_QUOTED TEXT_:
After nearly a century of being ritually smashed, set on fire, and wielded as a phallus, the electric guitar has lost some of its subtle mystery. The notes had seemingly all been played. Yet, on a certain high-school evening, some Thurston Moore­–loving, prog-rock-leaning friends introduced me—a child reared on guitar heroes of all varieties and learned in the various show-off techniques of butt rock and bebop—to Glenn Branca's guitar symphonies, and the mystery was forcefully, harshly restored.

Somewhere between the scathing din of Wolf Eyes and textural composers like Ligeti is Glenn Branca. His guitar symphonies stand as some the most evocative expressions of organized chaos in any art form, and, in most cases, they sound nothing like guitars. As a part of New York's no-wave sound, he redefined the instrument's scope for all the '90s noise rockers to reap (Sonic Youth, for one, was birthed from Branca's experimental loins).

So, when the Experience Music Project posted a call for musicians to perform Hallucination City: Symphony 13 for 100 Guitars in Seattle, I offered my services as a music- reading guitar player. Branca's wife and right-hand concertmistress, Regina Bloor, e-mailed me the sheet music for Hallucination City, a 70-minute monster that premiered back in 2001 at the base of the World Trade Center. Bloor also sent a comprehensive list of notes describing how I'd be modifying the way I play, tune, string the guitar, and read notation. In order for his music to work, Branca wants performers to unlearn their hot licks, their tasty riffs, their Black Sabbath bar chords, and relearn that mystery of strings plus wood plus electricity.

The first rehearsal was in the acoustically beautiful EMP Sky Church, the second in the bleak cafeteria of the Seattle Center Exhibition Hall. Organized like a chorale, the orchestra sat according to sections: alto, tenor, baritone, and bass. I, along with three others, made up the swarm-of-bees sound of alto 7. The guy on my left told me he had played in six other Hallucination City performances, including ones in Belgium, London, and Rome. Then he pointed out five other seasoned Brancanites who had all traveled here from faraway places. The alto on my right said, "I just read about it in the paper and wanted to play with a hundred guitarists."

It turned out that the count was more like 47—still an impressive number of guitarists willing to spend three 10-hour days playing a piece of avant-garde chamber music at a $175-to-$275-per-ticket Seattle Art Museum party for zero pay. The experience offered other rewards.

What happens when a Branca piece really gets going is a little like hypnosis. During one informal lunchtime discussion, he talked about listening to the sound of a pitch slowly bending over the course of an hour and how, if you listen to it loud enough, you will endure "hallucinations like you've never seen." Indirectly, I think he was giving us inspiration for his own music. Another time, he wandered into the room and told the (wonderfully fantastic) conductor, John Myers, "I don't know what you guys are doing in here, but I'm hearing voices in this music."

_LISTED ENTRIES_:

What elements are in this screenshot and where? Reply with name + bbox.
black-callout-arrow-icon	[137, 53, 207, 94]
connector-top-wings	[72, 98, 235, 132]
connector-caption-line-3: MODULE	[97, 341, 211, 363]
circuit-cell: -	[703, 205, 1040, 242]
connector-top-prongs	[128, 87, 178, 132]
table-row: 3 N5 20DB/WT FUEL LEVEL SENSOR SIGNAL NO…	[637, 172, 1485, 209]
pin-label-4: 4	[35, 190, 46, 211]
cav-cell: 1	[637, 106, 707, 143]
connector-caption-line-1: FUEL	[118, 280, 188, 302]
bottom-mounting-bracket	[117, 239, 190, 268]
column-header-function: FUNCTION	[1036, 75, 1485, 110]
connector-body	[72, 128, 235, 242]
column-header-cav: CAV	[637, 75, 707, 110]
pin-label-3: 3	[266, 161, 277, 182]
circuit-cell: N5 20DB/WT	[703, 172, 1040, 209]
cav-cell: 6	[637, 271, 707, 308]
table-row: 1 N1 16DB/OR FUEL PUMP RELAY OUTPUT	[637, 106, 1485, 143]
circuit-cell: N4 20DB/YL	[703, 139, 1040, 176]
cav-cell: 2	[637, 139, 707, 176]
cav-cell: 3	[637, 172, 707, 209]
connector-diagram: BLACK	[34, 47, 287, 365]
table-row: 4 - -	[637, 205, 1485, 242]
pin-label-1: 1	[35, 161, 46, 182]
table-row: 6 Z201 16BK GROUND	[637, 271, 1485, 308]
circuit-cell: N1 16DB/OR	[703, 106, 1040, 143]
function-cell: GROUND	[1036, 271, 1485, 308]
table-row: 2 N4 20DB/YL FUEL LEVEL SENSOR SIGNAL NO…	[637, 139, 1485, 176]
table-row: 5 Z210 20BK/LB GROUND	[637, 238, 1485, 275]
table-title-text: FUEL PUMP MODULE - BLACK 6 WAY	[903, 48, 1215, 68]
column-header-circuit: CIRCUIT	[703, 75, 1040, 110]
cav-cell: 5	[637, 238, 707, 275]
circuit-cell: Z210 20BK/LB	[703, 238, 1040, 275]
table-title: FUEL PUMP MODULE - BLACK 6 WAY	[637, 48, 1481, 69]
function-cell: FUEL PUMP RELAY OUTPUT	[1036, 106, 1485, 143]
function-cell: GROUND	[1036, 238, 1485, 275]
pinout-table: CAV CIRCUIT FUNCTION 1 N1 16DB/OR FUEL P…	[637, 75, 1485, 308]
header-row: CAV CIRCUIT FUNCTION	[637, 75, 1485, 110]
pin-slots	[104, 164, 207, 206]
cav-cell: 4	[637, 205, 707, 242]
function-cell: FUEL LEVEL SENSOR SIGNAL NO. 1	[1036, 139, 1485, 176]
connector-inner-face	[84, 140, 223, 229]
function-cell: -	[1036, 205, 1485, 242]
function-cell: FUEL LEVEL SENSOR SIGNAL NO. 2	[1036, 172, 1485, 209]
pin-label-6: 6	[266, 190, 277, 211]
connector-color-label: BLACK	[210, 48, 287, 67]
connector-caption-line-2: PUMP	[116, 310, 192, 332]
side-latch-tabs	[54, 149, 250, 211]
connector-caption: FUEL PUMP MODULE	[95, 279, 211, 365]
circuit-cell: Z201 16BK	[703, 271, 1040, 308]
---
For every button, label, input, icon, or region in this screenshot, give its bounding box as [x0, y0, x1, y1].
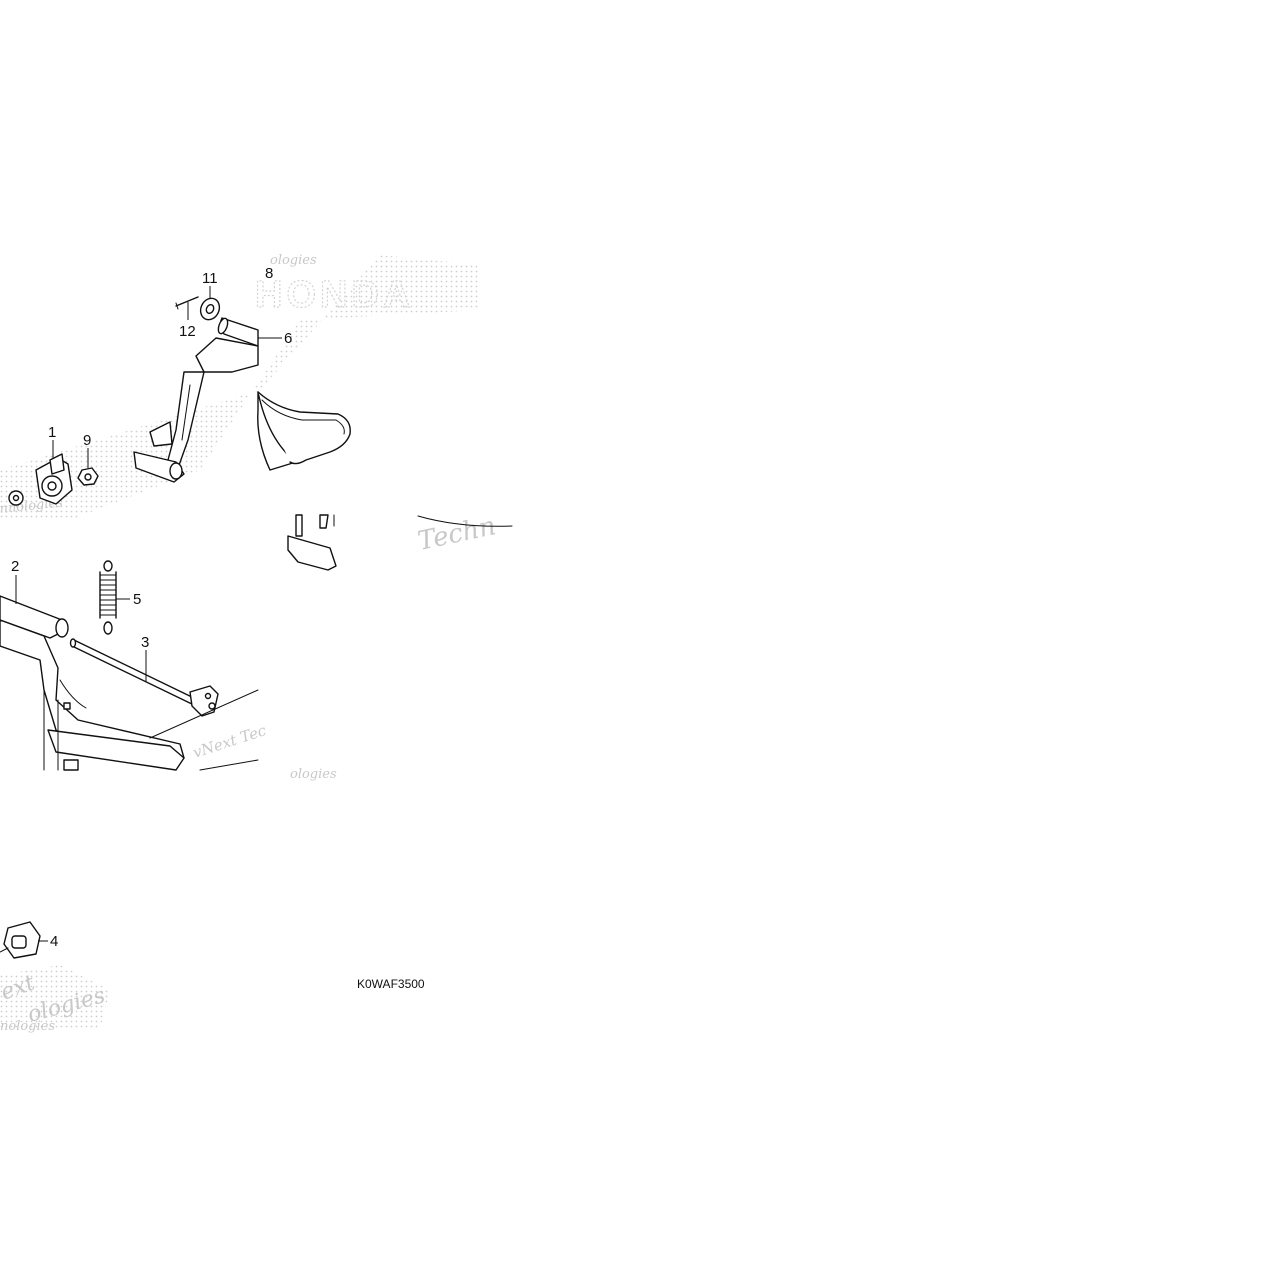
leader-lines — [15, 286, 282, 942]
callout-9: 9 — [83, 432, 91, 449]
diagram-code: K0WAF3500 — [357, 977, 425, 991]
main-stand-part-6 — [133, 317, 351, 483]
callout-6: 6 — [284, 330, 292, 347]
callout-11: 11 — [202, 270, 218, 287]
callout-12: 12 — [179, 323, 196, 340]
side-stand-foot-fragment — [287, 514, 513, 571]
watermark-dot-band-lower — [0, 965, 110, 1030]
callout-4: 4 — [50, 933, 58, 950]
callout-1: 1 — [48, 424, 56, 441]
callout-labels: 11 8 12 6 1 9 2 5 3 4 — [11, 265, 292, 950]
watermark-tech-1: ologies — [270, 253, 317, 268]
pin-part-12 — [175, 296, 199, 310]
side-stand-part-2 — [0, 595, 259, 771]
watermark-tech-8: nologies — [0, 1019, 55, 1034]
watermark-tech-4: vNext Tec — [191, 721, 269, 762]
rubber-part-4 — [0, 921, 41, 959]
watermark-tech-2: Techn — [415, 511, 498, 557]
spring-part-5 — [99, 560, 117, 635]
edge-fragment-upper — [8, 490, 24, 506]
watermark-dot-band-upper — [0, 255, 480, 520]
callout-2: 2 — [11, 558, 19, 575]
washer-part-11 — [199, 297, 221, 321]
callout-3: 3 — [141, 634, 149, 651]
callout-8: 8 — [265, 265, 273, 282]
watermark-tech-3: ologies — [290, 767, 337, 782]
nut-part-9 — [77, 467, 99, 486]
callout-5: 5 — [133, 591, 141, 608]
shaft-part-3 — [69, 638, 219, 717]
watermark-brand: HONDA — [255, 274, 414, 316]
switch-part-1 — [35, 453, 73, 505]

_TASKS AND EXERCISES_:
(a) Transcribe the part of the essay about Glenn Branca's guitar symphonies between "So, when the" and "wood plus electricity.", inclusive.
(b) Repeat word for word the lines of the records between the lines holding "leader-lines — [15, 286, 282, 942]" and "switch-part-1 — [35, 453, 73, 505]", inclusive.

_SOLUTIONS FOR EACH TASK_:
(a)
So, when the Experience Music Project posted a call for musicians to perform Hallucination City: Symphony 13 for 100 Guitars in Seattle, I offered my services as a music- reading guitar player. Branca's wife and right-hand concertmistress, Regina Bloor, e-mailed me the sheet music for Hallucination City, a 70-minute monster that premiered back in 2001 at the base of the World Trade Center. Bloor also sent a comprehensive list of notes describing how I'd be modifying the way I play, tune, string the guitar, and read notation. In order for his music to work, Branca wants performers to unlearn their hot licks, their tasty riffs, their Black Sabbath bar chords, and relearn that mystery of strings plus wood plus electricity.

(b)
leader-lines — [15, 286, 282, 942]
callout-9: 9 — [83, 432, 91, 449]
diagram-code: K0WAF3500 — [357, 977, 425, 991]
main-stand-part-6 — [133, 317, 351, 483]
callout-6: 6 — [284, 330, 292, 347]
callout-11: 11 — [202, 270, 218, 287]
callout-12: 12 — [179, 323, 196, 340]
side-stand-foot-fragment — [287, 514, 513, 571]
watermark-dot-band-lower — [0, 965, 110, 1030]
callout-4: 4 — [50, 933, 58, 950]
callout-1: 1 — [48, 424, 56, 441]
callout-labels: 11 8 12 6 1 9 2 5 3 4 — [11, 265, 292, 950]
watermark-tech-1: ologies — [270, 253, 317, 268]
pin-part-12 — [175, 296, 199, 310]
side-stand-part-2 — [0, 595, 259, 771]
watermark-tech-8: nologies — [0, 1019, 55, 1034]
watermark-tech-4: vNext Tec — [191, 721, 269, 762]
rubber-part-4 — [0, 921, 41, 959]
watermark-tech-2: Techn — [415, 511, 498, 557]
spring-part-5 — [99, 560, 117, 635]
edge-fragment-upper — [8, 490, 24, 506]
watermark-dot-band-upper — [0, 255, 480, 520]
callout-2: 2 — [11, 558, 19, 575]
washer-part-11 — [199, 297, 221, 321]
callout-3: 3 — [141, 634, 149, 651]
callout-8: 8 — [265, 265, 273, 282]
watermark-tech-3: ologies — [290, 767, 337, 782]
nut-part-9 — [77, 467, 99, 486]
callout-5: 5 — [133, 591, 141, 608]
shaft-part-3 — [69, 638, 219, 717]
watermark-brand: HONDA — [255, 274, 414, 316]
switch-part-1 — [35, 453, 73, 505]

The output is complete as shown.